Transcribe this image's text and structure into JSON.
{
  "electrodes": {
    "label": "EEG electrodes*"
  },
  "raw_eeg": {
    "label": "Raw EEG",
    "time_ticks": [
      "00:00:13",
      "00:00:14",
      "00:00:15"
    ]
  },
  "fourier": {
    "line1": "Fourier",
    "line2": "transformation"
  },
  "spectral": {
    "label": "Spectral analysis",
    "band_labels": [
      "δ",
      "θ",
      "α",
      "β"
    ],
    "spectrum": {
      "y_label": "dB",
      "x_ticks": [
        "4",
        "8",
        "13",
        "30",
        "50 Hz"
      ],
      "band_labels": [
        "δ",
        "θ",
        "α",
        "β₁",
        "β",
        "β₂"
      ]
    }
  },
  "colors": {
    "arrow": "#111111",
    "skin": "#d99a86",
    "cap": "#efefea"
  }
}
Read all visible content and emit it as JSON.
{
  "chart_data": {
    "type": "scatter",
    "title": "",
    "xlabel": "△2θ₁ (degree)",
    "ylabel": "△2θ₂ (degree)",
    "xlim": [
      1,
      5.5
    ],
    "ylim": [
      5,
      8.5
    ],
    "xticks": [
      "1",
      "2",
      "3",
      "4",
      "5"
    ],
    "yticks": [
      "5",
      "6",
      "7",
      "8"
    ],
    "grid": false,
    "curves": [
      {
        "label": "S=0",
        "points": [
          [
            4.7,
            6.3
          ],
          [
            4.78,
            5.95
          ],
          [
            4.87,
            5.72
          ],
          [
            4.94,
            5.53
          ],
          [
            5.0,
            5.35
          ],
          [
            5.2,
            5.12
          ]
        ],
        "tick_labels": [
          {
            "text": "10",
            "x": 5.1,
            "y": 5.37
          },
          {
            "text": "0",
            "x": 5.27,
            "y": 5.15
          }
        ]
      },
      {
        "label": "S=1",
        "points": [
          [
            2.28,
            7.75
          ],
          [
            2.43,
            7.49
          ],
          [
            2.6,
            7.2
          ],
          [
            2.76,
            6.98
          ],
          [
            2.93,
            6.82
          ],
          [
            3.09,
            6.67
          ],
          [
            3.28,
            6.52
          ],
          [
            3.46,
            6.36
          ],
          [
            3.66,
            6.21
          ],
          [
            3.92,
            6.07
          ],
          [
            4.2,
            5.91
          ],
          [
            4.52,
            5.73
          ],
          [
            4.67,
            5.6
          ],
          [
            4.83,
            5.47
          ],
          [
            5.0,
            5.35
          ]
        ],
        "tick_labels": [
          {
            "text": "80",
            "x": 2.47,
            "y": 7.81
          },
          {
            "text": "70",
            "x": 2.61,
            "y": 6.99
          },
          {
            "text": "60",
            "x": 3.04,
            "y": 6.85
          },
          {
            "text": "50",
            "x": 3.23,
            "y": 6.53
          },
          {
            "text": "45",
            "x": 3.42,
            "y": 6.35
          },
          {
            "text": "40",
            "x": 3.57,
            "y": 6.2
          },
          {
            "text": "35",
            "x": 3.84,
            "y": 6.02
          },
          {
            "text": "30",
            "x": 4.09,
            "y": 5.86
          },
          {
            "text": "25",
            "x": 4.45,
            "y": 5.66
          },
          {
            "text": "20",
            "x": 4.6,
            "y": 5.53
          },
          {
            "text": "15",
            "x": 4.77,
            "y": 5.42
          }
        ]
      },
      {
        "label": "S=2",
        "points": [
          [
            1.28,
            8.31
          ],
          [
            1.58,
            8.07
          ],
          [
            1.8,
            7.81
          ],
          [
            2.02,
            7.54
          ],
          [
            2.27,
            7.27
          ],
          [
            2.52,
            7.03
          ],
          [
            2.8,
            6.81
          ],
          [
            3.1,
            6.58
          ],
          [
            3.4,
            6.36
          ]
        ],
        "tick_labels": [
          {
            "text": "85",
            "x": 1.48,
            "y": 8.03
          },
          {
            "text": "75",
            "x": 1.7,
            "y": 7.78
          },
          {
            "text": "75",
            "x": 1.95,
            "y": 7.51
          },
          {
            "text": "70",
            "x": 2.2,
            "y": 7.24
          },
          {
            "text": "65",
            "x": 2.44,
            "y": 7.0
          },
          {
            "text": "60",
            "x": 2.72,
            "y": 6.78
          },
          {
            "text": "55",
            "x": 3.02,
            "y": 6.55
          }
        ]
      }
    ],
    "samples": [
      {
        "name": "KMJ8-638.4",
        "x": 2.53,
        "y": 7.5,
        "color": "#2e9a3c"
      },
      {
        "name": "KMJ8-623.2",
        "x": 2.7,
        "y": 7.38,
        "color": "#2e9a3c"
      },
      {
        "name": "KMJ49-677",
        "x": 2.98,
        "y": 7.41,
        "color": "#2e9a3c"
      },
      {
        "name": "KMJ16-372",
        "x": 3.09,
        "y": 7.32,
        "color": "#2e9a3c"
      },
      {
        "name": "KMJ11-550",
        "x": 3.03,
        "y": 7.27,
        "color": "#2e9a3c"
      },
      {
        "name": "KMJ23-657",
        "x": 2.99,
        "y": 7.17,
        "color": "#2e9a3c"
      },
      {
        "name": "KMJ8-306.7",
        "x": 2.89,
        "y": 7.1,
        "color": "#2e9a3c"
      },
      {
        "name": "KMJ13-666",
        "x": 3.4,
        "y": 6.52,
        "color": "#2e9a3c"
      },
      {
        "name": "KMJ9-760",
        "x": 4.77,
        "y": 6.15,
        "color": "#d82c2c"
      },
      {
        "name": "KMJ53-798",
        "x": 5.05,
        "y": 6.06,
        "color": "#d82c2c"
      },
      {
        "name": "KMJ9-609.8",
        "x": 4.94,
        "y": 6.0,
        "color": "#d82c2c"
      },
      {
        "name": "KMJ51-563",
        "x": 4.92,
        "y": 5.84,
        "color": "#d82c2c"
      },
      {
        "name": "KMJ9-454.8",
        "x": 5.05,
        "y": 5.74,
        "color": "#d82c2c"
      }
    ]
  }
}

- **Objective**: Output the records above in their entirety, exactly.

- **Correct response**:
Transcribe this image's text and structure into JSON.
{
  "electrodes": {
    "label": "EEG electrodes*"
  },
  "raw_eeg": {
    "label": "Raw EEG",
    "time_ticks": [
      "00:00:13",
      "00:00:14",
      "00:00:15"
    ]
  },
  "fourier": {
    "line1": "Fourier",
    "line2": "transformation"
  },
  "spectral": {
    "label": "Spectral analysis",
    "band_labels": [
      "δ",
      "θ",
      "α",
      "β"
    ],
    "spectrum": {
      "y_label": "dB",
      "x_ticks": [
        "4",
        "8",
        "13",
        "30",
        "50 Hz"
      ],
      "band_labels": [
        "δ",
        "θ",
        "α",
        "β₁",
        "β",
        "β₂"
      ]
    }
  },
  "colors": {
    "arrow": "#111111",
    "skin": "#d99a86",
    "cap": "#efefea"
  }
}
Read all visible content and emit it as JSON.
{
  "chart_data": {
    "type": "scatter",
    "title": "",
    "xlabel": "△2θ₁ (degree)",
    "ylabel": "△2θ₂ (degree)",
    "xlim": [
      1,
      5.5
    ],
    "ylim": [
      5,
      8.5
    ],
    "xticks": [
      "1",
      "2",
      "3",
      "4",
      "5"
    ],
    "yticks": [
      "5",
      "6",
      "7",
      "8"
    ],
    "grid": false,
    "curves": [
      {
        "label": "S=0",
        "points": [
          [
            4.7,
            6.3
          ],
          [
            4.78,
            5.95
          ],
          [
            4.87,
            5.72
          ],
          [
            4.94,
            5.53
          ],
          [
            5.0,
            5.35
          ],
          [
            5.2,
            5.12
          ]
        ],
        "tick_labels": [
          {
            "text": "10",
            "x": 5.1,
            "y": 5.37
          },
          {
            "text": "0",
            "x": 5.27,
            "y": 5.15
          }
        ]
      },
      {
        "label": "S=1",
        "points": [
          [
            2.28,
            7.75
          ],
          [
            2.43,
            7.49
          ],
          [
            2.6,
            7.2
          ],
          [
            2.76,
            6.98
          ],
          [
            2.93,
            6.82
          ],
          [
            3.09,
            6.67
          ],
          [
            3.28,
            6.52
          ],
          [
            3.46,
            6.36
          ],
          [
            3.66,
            6.21
          ],
          [
            3.92,
            6.07
          ],
          [
            4.2,
            5.91
          ],
          [
            4.52,
            5.73
          ],
          [
            4.67,
            5.6
          ],
          [
            4.83,
            5.47
          ],
          [
            5.0,
            5.35
          ]
        ],
        "tick_labels": [
          {
            "text": "80",
            "x": 2.47,
            "y": 7.81
          },
          {
            "text": "70",
            "x": 2.61,
            "y": 6.99
          },
          {
            "text": "60",
            "x": 3.04,
            "y": 6.85
          },
          {
            "text": "50",
            "x": 3.23,
            "y": 6.53
          },
          {
            "text": "45",
            "x": 3.42,
            "y": 6.35
          },
          {
            "text": "40",
            "x": 3.57,
            "y": 6.2
          },
          {
            "text": "35",
            "x": 3.84,
            "y": 6.02
          },
          {
            "text": "30",
            "x": 4.09,
            "y": 5.86
          },
          {
            "text": "25",
            "x": 4.45,
            "y": 5.66
          },
          {
            "text": "20",
            "x": 4.6,
            "y": 5.53
          },
          {
            "text": "15",
            "x": 4.77,
            "y": 5.42
          }
        ]
      },
      {
        "label": "S=2",
        "points": [
          [
            1.28,
            8.31
          ],
          [
            1.58,
            8.07
          ],
          [
            1.8,
            7.81
          ],
          [
            2.02,
            7.54
          ],
          [
            2.27,
            7.27
          ],
          [
            2.52,
            7.03
          ],
          [
            2.8,
            6.81
          ],
          [
            3.1,
            6.58
          ],
          [
            3.4,
            6.36
          ]
        ],
        "tick_labels": [
          {
            "text": "85",
            "x": 1.48,
            "y": 8.03
          },
          {
            "text": "75",
            "x": 1.7,
            "y": 7.78
          },
          {
            "text": "75",
            "x": 1.95,
            "y": 7.51
          },
          {
            "text": "70",
            "x": 2.2,
            "y": 7.24
          },
          {
            "text": "65",
            "x": 2.44,
            "y": 7.0
          },
          {
            "text": "60",
            "x": 2.72,
            "y": 6.78
          },
          {
            "text": "55",
            "x": 3.02,
            "y": 6.55
          }
        ]
      }
    ],
    "samples": [
      {
        "name": "KMJ8-638.4",
        "x": 2.53,
        "y": 7.5,
        "color": "#2e9a3c"
      },
      {
        "name": "KMJ8-623.2",
        "x": 2.7,
        "y": 7.38,
        "color": "#2e9a3c"
      },
      {
        "name": "KMJ49-677",
        "x": 2.98,
        "y": 7.41,
        "color": "#2e9a3c"
      },
      {
        "name": "KMJ16-372",
        "x": 3.09,
        "y": 7.32,
        "color": "#2e9a3c"
      },
      {
        "name": "KMJ11-550",
        "x": 3.03,
        "y": 7.27,
        "color": "#2e9a3c"
      },
      {
        "name": "KMJ23-657",
        "x": 2.99,
        "y": 7.17,
        "color": "#2e9a3c"
      },
      {
        "name": "KMJ8-306.7",
        "x": 2.89,
        "y": 7.1,
        "color": "#2e9a3c"
      },
      {
        "name": "KMJ13-666",
        "x": 3.4,
        "y": 6.52,
        "color": "#2e9a3c"
      },
      {
        "name": "KMJ9-760",
        "x": 4.77,
        "y": 6.15,
        "color": "#d82c2c"
      },
      {
        "name": "KMJ53-798",
        "x": 5.05,
        "y": 6.06,
        "color": "#d82c2c"
      },
      {
        "name": "KMJ9-609.8",
        "x": 4.94,
        "y": 6.0,
        "color": "#d82c2c"
      },
      {
        "name": "KMJ51-563",
        "x": 4.92,
        "y": 5.84,
        "color": "#d82c2c"
      },
      {
        "name": "KMJ9-454.8",
        "x": 5.05,
        "y": 5.74,
        "color": "#d82c2c"
      }
    ]
  }
}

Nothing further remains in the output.